▸ **ФРАГМЕНТ ДОКУМЕНТА**
Сходный портрет трепетного субтильного создания, объекта столь же трепетной любви и преклонения встречаем мы и в трактатах Савонаролы («Трактат о любви к Христу» и «Триумф Креста»). Здесь благоговейное отношение к Христу сочетается с особым культом очистительного страдания, выдвигавшегося Савонаролой на первый план в духовном совершенствовании человека (повышенное внимание и интерес вызывали у него история «Страстей», искупительная жертва Христа).

Занимаясь пропагандой своего учения, Савонарола использовал искусство в качестве одной из её наглядных форм. При монастыре Святого Марка были устроены школы, где, помимо, конечно, богословия, философии, Священного писания, изучались живопись, скульптура, архитектура. Около него сплотился кружок художников, среди которых были представители младшего поколения семейства делла Роббиа, Лоренцо ди Креди, Сандро Боттичелли. Сильное влияние Савонаролы испытал молодой Микеланджело. В частности, флорентийские скульптурные группы из раскрашенной терракоты работы мастерской делла Роббиа, Баччо да Монтелупо, которые входят в интересующий нас круг памятников, непосредственно воплощают в себе основные принципы эстетики Савонаролы – скромность, одухотворённость и гармоничность внешнего облика.

Впервые религиозные искания повлекли за собой появление достаточно стройной если не системы, то, по крайней мере, эстетической доктрины, основанной на принципе «simplicita» (исконной простоты христианской жизни). «Вы думаете, что Дева Мария была разукрашена так, как вы её изображаете? – обращается Савонарола к художникам. – А я вам говорю, что она одевалась, как самая бедная женщина»[105].

Но эстетика Савонаролы – это не только проповедь скромности, простоты и естественности. В основе красоты, по его представлениям, лежит высокая духовность: «Откуда проистекает эта красота? Вникни, и ты увидишь, что из души… Прекрасная душа сопричастна красоте божественной и отражает свою небесную прелесть в теле человека…»[106]

Положение о зависимости физической красоты от духовных преимуществ было одним из основных в средневековой эстетике. Однако у Савонаролы речь идёт не о зависимости, но скорее о гармоничном сочетании духовной и физической красоты, причём трактовка последней оказывается вполне в духе Ренессанса: «Красота – это такое качество, которое вытекает из пропорциональности и гармоничности всех членов и частей тела»[107], и соотносится с античной традицией. Последняя была отнюдь не чужда мировоззрению выдающегося проповедника: современник неслучайно назвал его «феррарским Сократом»[108].

В основе эстетической доктрины Савонаролы лежали не только его религиозные воззрения, но его философия, а именно – гносеологическая теория, провозглашавшая опыт «единственным учителем жизни»[109].

▸ **КРАТКОЕ ЗАДАНИЕ**
Перепишите отрывок о Савонароле между словами «Занимаясь пропагандой своего» и «гармоничность внешнего облика.» включительно, заменив «кружок» на «круг».

▸ **ИСХОДНЫЕ ДАННЫЕ**

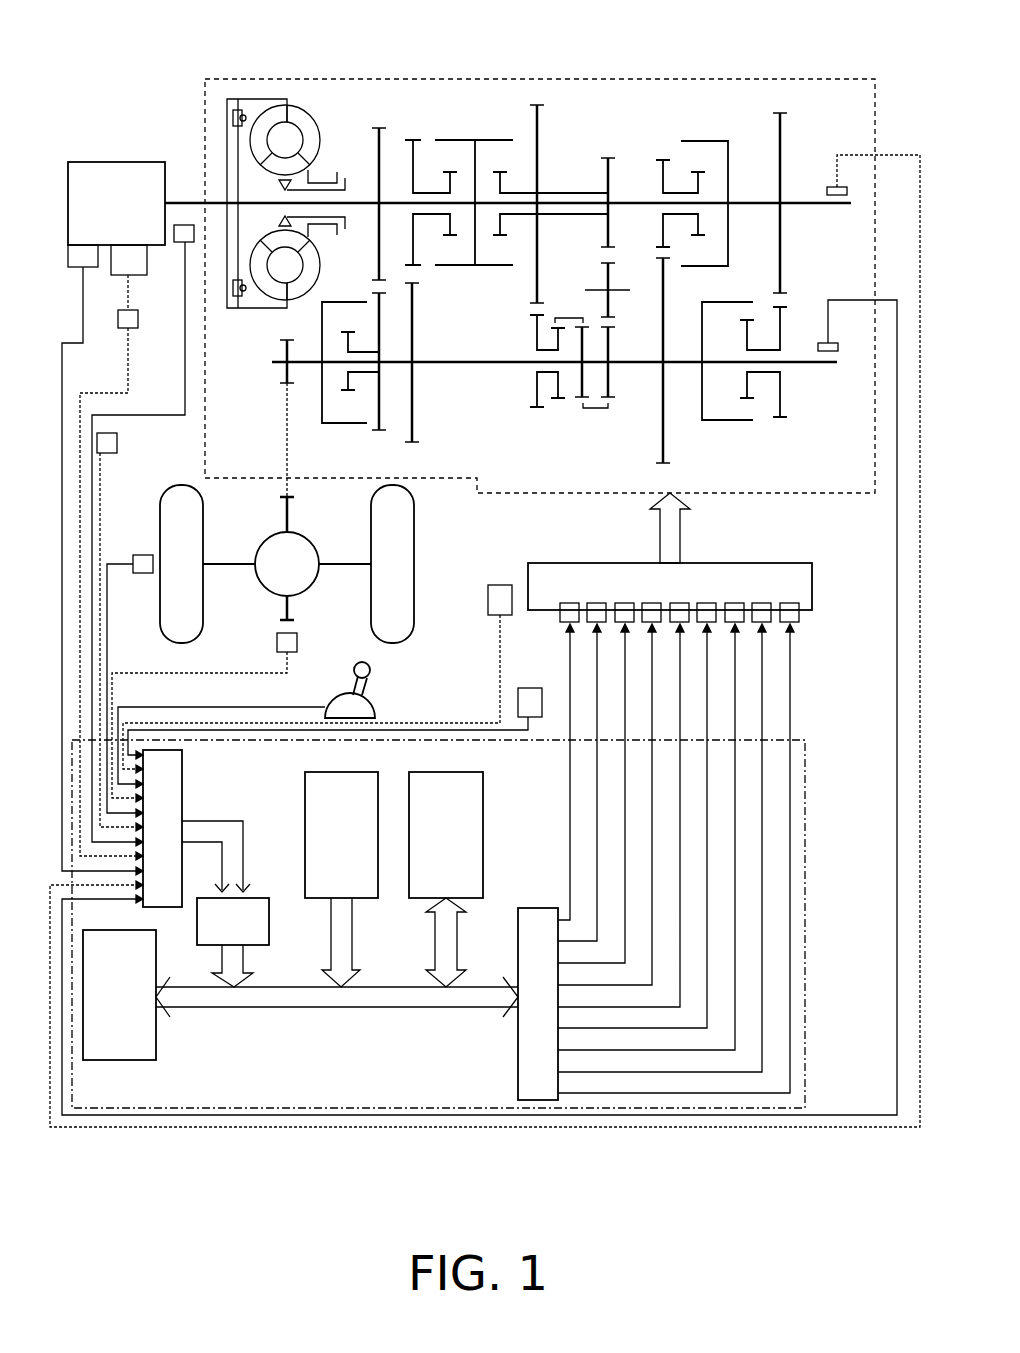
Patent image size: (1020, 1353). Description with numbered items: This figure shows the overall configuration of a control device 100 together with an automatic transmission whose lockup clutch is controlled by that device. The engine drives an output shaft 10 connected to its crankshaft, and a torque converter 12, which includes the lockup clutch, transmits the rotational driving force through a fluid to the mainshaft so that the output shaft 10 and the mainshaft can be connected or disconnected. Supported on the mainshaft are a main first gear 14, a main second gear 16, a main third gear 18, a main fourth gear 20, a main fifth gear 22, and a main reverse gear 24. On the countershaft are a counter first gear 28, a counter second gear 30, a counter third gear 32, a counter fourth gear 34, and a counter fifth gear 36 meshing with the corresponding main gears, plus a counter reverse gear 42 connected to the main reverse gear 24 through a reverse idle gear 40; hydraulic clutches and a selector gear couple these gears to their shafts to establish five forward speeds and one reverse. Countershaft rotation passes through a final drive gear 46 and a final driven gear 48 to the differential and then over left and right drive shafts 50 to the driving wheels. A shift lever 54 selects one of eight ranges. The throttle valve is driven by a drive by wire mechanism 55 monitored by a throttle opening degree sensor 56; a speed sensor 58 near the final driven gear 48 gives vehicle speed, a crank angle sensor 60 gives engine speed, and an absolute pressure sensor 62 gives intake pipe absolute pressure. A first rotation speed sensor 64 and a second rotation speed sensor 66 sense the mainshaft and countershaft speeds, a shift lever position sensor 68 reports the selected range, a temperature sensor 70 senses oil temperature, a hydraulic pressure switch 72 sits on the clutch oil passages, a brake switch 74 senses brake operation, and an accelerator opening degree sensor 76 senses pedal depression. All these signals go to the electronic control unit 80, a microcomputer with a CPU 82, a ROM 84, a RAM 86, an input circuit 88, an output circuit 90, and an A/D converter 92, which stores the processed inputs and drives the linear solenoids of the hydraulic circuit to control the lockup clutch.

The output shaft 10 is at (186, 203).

▸ **РЕШЕНИЕ НИЖЕ**
Занимаясь пропагандой своего учения, Савонарола использовал искусство в качестве одной из её наглядных форм. При монастыре Святого Марка были устроены школы, где, помимо, конечно, богословия, философии, Священного писания, изучались живопись, скульптура, архитектура. Около него сплотился круг художников, среди которых были представители младшего поколения семейства делла Роббиа, Лоренцо ди Креди, Сандро Боттичелли. Сильное влияние Савонаролы испытал молодой Микеланджело. В частности, флорентийские скульптурные группы из раскрашенной терракоты работы мастерской делла Роббиа, Баччо да Монтелупо, которые входят в интересующий нас круг памятников, непосредственно воплощают в себе основные принципы эстетики Савонаролы – скромность, одухотворённость и гармоничность внешнего облика.